* [TASK STATEMENT]
Every single record below is to be reproduced exactly.

* [INFORMATION SUPPLIED]
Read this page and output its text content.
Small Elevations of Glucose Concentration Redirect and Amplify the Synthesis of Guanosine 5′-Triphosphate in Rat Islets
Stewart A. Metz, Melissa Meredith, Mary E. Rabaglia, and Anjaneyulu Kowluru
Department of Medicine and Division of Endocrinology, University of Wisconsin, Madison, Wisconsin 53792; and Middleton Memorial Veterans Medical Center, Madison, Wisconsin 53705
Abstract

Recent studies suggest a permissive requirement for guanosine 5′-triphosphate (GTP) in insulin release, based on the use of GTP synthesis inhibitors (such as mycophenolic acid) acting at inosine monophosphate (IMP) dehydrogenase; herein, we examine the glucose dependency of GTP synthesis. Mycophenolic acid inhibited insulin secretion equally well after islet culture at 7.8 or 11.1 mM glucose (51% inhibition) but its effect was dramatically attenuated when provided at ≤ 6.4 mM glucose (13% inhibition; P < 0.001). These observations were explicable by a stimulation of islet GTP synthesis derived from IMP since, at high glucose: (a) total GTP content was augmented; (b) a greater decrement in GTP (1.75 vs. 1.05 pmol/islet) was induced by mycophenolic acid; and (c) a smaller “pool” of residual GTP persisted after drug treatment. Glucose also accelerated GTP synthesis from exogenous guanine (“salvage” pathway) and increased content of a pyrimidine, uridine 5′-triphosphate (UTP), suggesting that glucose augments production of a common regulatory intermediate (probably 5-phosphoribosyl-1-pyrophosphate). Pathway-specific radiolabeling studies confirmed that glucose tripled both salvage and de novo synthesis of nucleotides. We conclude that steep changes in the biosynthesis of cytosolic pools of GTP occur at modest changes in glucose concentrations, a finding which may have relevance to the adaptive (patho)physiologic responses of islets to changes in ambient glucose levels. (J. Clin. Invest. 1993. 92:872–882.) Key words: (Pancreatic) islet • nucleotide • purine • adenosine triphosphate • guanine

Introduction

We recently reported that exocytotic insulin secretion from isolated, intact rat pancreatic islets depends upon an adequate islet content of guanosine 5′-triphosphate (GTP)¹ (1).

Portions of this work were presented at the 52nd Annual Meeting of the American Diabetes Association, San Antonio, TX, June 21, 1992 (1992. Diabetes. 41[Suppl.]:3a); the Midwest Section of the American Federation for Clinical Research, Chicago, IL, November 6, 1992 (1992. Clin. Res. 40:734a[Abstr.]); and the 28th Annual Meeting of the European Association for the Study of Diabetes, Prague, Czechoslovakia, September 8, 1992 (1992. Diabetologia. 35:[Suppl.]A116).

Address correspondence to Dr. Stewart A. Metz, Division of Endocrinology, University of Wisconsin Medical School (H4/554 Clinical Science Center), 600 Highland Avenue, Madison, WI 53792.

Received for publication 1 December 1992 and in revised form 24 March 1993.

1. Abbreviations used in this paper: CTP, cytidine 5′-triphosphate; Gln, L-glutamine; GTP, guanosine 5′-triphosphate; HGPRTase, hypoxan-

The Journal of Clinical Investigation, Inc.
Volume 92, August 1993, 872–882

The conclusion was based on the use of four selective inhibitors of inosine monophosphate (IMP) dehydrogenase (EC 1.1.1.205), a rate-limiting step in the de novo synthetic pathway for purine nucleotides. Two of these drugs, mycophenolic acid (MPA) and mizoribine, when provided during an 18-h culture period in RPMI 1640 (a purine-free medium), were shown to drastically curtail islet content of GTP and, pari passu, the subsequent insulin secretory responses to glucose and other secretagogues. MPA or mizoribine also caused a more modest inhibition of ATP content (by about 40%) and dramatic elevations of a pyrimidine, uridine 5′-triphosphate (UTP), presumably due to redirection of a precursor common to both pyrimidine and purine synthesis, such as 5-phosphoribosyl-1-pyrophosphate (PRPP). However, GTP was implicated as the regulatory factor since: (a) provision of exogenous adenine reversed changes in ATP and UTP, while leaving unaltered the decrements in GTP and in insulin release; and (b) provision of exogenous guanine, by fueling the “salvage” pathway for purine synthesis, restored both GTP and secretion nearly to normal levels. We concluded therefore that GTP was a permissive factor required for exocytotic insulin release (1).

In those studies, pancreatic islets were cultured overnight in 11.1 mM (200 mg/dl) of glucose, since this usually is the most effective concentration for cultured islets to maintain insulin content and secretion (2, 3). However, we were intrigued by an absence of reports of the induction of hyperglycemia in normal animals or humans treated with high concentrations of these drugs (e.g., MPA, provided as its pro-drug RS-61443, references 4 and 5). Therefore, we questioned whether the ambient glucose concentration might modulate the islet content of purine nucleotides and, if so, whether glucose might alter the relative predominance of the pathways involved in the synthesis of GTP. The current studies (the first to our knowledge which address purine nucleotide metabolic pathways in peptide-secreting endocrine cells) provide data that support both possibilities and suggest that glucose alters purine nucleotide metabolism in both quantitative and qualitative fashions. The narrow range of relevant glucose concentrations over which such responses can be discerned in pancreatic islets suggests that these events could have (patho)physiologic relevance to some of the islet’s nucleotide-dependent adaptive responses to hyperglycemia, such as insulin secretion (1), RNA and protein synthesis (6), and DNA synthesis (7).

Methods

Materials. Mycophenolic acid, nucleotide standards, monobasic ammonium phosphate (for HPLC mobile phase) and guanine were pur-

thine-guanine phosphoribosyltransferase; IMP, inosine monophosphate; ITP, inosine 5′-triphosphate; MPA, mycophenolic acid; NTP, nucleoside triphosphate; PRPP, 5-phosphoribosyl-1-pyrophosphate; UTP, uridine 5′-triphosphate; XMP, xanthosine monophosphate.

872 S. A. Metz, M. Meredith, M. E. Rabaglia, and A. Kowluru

* [TASK RESULT]
Read this page and output its text content.
Small Elevations of Glucose Concentration Redirect and Amplify the Synthesis of Guanosine 5′-Triphosphate in Rat Islets
Stewart A. Metz, Melissa Meredith, Mary E. Rabaglia, and Anjaneyulu Kowluru
Department of Medicine and Division of Endocrinology, University of Wisconsin, Madison, Wisconsin 53792; and Middleton Memorial Veterans Medical Center, Madison, Wisconsin 53705
Abstract

Recent studies suggest a permissive requirement for guanosine 5′-triphosphate (GTP) in insulin release, based on the use of GTP synthesis inhibitors (such as mycophenolic acid) acting at inosine monophosphate (IMP) dehydrogenase; herein, we examine the glucose dependency of GTP synthesis. Mycophenolic acid inhibited insulin secretion equally well after islet culture at 7.8 or 11.1 mM glucose (51% inhibition) but its effect was dramatically attenuated when provided at ≤ 6.4 mM glucose (13% inhibition; P < 0.001). These observations were explicable by a stimulation of islet GTP synthesis derived from IMP since, at high glucose: (a) total GTP content was augmented; (b) a greater decrement in GTP (1.75 vs. 1.05 pmol/islet) was induced by mycophenolic acid; and (c) a smaller “pool” of residual GTP persisted after drug treatment. Glucose also accelerated GTP synthesis from exogenous guanine (“salvage” pathway) and increased content of a pyrimidine, uridine 5′-triphosphate (UTP), suggesting that glucose augments production of a common regulatory intermediate (probably 5-phosphoribosyl-1-pyrophosphate). Pathway-specific radiolabeling studies confirmed that glucose tripled both salvage and de novo synthesis of nucleotides. We conclude that steep changes in the biosynthesis of cytosolic pools of GTP occur at modest changes in glucose concentrations, a finding which may have relevance to the adaptive (patho)physiologic responses of islets to changes in ambient glucose levels. (J. Clin. Invest. 1993. 92:872–882.) Key words: (Pancreatic) islet • nucleotide • purine • adenosine triphosphate • guanine

Introduction

We recently reported that exocytotic insulin secretion from isolated, intact rat pancreatic islets depends upon an adequate islet content of guanosine 5′-triphosphate (GTP)¹ (1).

Portions of this work were presented at the 52nd Annual Meeting of the American Diabetes Association, San Antonio, TX, June 21, 1992 (1992. Diabetes. 41[Suppl.]:3a); the Midwest Section of the American Federation for Clinical Research, Chicago, IL, November 6, 1992 (1992. Clin. Res. 40:734a[Abstr.]); and the 28th Annual Meeting of the European Association for the Study of Diabetes, Prague, Czechoslovakia, September 8, 1992 (1992. Diabetologia. 35:[Suppl.]A116).

Address correspondence to Dr. Stewart A. Metz, Division of Endocrinology, University of Wisconsin Medical School (H4/554 Clinical Science Center), 600 Highland Avenue, Madison, WI 53792.

Received for publication 1 December 1992 and in revised form 24 March 1993.

1. Abbreviations used in this paper: CTP, cytidine 5′-triphosphate; Gln, L-glutamine; GTP, guanosine 5′-triphosphate; HGPRTase, hypoxan-

The Journal of Clinical Investigation, Inc.
Volume 92, August 1993, 872–882

The conclusion was based on the use of four selective inhibitors of inosine monophosphate (IMP) dehydrogenase (EC 1.1.1.205), a rate-limiting step in the de novo synthetic pathway for purine nucleotides. Two of these drugs, mycophenolic acid (MPA) and mizoribine, when provided during an 18-h culture period in RPMI 1640 (a purine-free medium), were shown to drastically curtail islet content of GTP and, pari passu, the subsequent insulin secretory responses to glucose and other secretagogues. MPA or mizoribine also caused a more modest inhibition of ATP content (by about 40%) and dramatic elevations of a pyrimidine, uridine 5′-triphosphate (UTP), presumably due to redirection of a precursor common to both pyrimidine and purine synthesis, such as 5-phosphoribosyl-1-pyrophosphate (PRPP). However, GTP was implicated as the regulatory factor since: (a) provision of exogenous adenine reversed changes in ATP and UTP, while leaving unaltered the decrements in GTP and in insulin release; and (b) provision of exogenous guanine, by fueling the “salvage” pathway for purine synthesis, restored both GTP and secretion nearly to normal levels. We concluded therefore that GTP was a permissive factor required for exocytotic insulin release (1).

In those studies, pancreatic islets were cultured overnight in 11.1 mM (200 mg/dl) of glucose, since this usually is the most effective concentration for cultured islets to maintain insulin content and secretion (2, 3). However, we were intrigued by an absence of reports of the induction of hyperglycemia in normal animals or humans treated with high concentrations of these drugs (e.g., MPA, provided as its pro-drug RS-61443, references 4 and 5). Therefore, we questioned whether the ambient glucose concentration might modulate the islet content of purine nucleotides and, if so, whether glucose might alter the relative predominance of the pathways involved in the synthesis of GTP. The current studies (the first to our knowledge which address purine nucleotide metabolic pathways in peptide-secreting endocrine cells) provide data that support both possibilities and suggest that glucose alters purine nucleotide metabolism in both quantitative and qualitative fashions. The narrow range of relevant glucose concentrations over which such responses can be discerned in pancreatic islets suggests that these events could have (patho)physiologic relevance to some of the islet’s nucleotide-dependent adaptive responses to hyperglycemia, such as insulin secretion (1), RNA and protein synthesis (6), and DNA synthesis (7).

Methods

Materials. Mycophenolic acid, nucleotide standards, monobasic ammonium phosphate (for HPLC mobile phase) and guanine were pur-

thine-guanine phosphoribosyltransferase; IMP, inosine monophosphate; ITP, inosine 5′-triphosphate; MPA, mycophenolic acid; NTP, nucleoside triphosphate; PRPP, 5-phosphoribosyl-1-pyrophosphate; UTP, uridine 5′-triphosphate; XMP, xanthosine monophosphate.

872 S. A. Metz, M. Meredith, M. E. Rabaglia, and A. Kowluru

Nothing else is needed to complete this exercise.